━━━ ARTICLE

This second-order model is a local estimation near the starting point. To guarantee validity, an adaptive trust region is applied as shown in Fig. 6, limiting the model range inside the region

$$X_{\theta} - \lambda(r) < X < X_{\theta} + \lambda(r)$$
<sup>(5)</sup>

where *r* is the radius of this "trust region" and  $\lambda$  is the range of the tuning parameters *X* and is a linear function of *r*.

━━━━━━
━━━ RECORDS SHOWN

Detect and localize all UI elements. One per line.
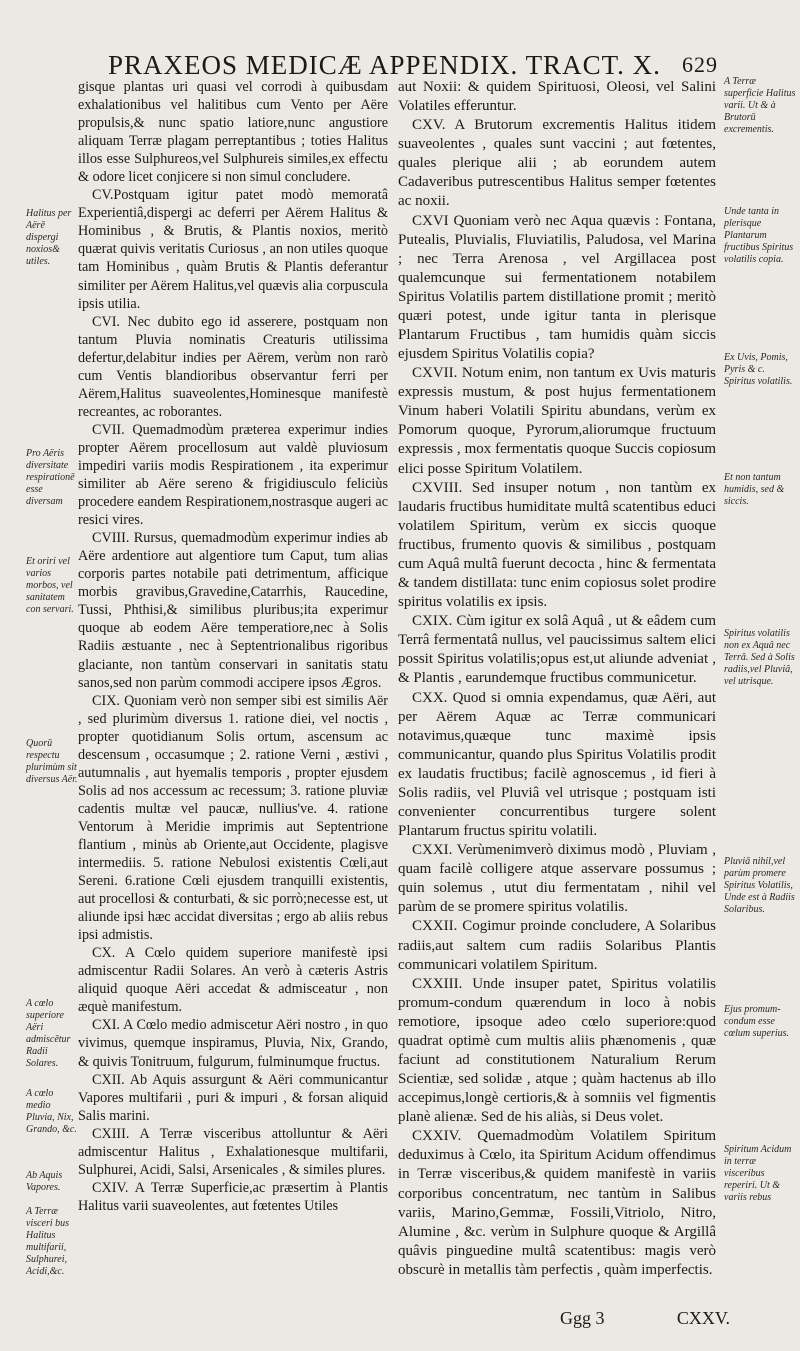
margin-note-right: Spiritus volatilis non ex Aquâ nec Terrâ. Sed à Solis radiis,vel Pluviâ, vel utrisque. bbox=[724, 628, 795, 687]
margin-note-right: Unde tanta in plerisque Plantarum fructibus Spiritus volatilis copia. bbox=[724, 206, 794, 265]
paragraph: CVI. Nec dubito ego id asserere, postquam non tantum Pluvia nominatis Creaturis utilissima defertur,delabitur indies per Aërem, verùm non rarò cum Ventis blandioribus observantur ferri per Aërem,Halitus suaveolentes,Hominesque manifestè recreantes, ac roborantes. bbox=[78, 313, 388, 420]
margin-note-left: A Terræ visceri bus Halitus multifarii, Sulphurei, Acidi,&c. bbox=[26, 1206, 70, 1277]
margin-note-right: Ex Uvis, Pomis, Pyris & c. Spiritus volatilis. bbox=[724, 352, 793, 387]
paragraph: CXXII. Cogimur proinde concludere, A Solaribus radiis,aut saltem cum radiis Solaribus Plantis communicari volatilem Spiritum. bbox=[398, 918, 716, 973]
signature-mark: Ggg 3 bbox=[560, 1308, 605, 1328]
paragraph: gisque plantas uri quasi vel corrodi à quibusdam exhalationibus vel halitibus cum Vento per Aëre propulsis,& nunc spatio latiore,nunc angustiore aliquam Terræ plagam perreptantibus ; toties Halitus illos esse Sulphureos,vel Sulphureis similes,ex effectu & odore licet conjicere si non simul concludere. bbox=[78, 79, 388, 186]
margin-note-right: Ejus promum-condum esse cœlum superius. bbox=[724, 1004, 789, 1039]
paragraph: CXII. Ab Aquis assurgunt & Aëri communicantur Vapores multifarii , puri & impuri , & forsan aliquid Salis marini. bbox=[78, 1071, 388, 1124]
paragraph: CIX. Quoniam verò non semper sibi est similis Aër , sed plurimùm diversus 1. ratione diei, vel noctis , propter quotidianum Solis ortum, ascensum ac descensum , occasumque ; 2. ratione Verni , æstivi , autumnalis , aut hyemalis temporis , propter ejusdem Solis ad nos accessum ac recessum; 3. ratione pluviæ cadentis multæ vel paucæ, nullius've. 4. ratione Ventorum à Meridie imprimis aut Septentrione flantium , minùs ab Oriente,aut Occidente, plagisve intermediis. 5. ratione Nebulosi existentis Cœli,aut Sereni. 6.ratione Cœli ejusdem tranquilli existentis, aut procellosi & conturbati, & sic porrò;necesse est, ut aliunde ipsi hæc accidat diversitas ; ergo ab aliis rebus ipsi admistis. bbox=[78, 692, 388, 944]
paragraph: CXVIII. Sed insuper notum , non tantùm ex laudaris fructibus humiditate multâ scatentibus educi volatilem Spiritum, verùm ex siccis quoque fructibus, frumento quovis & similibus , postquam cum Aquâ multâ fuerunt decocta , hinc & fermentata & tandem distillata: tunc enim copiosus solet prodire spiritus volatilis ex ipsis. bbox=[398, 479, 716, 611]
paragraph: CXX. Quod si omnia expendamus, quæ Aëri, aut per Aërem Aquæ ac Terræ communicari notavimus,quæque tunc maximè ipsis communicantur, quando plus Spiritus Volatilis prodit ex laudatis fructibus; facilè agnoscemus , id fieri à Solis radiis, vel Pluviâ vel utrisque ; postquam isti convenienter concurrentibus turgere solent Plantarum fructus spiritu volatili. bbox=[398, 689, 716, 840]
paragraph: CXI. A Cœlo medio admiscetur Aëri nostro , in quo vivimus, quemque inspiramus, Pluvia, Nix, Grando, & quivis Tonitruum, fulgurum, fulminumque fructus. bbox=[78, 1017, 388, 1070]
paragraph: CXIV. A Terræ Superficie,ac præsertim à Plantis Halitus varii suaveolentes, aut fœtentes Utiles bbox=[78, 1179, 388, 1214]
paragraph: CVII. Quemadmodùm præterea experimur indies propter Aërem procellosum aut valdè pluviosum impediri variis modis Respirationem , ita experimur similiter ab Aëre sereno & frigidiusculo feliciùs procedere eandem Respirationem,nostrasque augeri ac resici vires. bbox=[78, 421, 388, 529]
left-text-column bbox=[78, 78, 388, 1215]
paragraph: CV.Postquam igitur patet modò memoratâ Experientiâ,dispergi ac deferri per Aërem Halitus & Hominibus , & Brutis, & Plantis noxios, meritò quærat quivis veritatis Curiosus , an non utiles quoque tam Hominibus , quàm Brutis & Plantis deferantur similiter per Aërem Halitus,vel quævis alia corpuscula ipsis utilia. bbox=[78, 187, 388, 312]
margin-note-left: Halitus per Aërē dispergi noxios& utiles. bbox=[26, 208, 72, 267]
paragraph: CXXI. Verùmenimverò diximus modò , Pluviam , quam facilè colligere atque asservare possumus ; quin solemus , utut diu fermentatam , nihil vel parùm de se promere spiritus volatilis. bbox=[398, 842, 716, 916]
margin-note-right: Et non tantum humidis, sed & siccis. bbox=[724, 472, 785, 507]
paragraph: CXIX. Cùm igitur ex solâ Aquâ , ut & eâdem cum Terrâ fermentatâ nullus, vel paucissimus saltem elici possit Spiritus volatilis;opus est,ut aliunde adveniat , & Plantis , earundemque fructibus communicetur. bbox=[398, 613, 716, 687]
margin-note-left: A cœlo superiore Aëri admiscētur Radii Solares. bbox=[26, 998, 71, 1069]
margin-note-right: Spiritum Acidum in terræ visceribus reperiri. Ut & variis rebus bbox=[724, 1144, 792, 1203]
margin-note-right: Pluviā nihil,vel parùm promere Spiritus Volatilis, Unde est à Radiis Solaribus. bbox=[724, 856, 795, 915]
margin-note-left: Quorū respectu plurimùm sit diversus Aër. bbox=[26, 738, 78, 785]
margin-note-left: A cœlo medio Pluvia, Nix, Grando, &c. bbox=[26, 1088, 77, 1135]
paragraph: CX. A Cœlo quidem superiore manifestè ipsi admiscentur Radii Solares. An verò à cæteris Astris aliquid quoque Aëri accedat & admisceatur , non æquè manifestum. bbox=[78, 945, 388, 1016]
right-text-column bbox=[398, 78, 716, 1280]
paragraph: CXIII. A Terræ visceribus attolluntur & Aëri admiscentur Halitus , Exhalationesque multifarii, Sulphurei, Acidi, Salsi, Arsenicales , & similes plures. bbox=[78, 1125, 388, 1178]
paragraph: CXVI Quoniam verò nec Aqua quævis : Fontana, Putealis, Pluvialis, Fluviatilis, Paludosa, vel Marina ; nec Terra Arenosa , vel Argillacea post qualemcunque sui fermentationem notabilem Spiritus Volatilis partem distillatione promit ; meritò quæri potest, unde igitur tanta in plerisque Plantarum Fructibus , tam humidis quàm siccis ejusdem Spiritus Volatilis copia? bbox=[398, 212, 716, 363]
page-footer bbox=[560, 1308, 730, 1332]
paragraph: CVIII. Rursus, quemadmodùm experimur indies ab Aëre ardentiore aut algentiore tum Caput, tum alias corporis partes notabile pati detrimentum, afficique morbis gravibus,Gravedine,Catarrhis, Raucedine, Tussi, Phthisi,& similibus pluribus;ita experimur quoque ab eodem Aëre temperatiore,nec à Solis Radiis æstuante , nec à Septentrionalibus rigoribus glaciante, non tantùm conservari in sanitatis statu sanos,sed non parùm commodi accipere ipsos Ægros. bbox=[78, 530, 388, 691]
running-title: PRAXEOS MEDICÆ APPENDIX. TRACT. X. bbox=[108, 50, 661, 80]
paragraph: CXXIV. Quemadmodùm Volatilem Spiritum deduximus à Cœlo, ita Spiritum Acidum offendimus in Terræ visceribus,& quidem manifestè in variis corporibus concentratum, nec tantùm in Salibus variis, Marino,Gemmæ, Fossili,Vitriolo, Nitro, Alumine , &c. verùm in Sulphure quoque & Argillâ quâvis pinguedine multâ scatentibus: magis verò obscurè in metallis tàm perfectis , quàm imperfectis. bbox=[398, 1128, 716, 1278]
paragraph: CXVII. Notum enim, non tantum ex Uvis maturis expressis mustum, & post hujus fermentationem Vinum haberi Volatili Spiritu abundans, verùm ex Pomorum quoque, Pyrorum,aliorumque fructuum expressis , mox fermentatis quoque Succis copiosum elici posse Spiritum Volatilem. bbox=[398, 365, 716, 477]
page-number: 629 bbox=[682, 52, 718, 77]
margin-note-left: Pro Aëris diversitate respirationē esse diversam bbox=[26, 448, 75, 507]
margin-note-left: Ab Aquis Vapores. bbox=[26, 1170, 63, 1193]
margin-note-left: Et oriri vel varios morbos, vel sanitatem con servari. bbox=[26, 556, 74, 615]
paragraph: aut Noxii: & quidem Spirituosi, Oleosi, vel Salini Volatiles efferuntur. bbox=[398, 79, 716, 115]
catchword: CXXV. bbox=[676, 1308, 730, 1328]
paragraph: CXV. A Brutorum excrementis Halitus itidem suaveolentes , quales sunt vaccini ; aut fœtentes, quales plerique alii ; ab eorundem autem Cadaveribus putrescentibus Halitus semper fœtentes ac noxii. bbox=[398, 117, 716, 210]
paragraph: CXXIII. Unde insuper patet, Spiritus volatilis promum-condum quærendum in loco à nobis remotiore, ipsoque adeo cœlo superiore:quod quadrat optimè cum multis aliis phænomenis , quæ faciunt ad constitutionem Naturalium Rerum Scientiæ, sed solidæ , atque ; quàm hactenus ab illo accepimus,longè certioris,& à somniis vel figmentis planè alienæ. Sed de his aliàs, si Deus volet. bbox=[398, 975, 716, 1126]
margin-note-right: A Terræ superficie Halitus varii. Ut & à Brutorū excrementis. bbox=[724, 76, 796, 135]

━━━━━━

## WRITTEN TASKS
1) In the trust-region passage, translate this sentence into Spanish: "This second-order model is a local estimation near the starting point."
2) Copy the trust-region passage word for word, starting at "This second-order model" and ending at "function of *r*.".

## EXERCISE ANSWERS
1) Este modelo de segundo orden es una estimación local cerca del punto de partida.

2)
This second-order model is a local estimation near the starting point. To guarantee validity, an adaptive trust region is applied as shown in Fig. 6, limiting the model range inside the region

$$X_{\theta} - \lambda(r) < X < X_{\theta} + \lambda(r)$$
<sup>(5)</sup>

where *r* is the radius of this "trust region" and  $\lambda$  is the range of the tuning parameters *X* and is a linear function of *r*.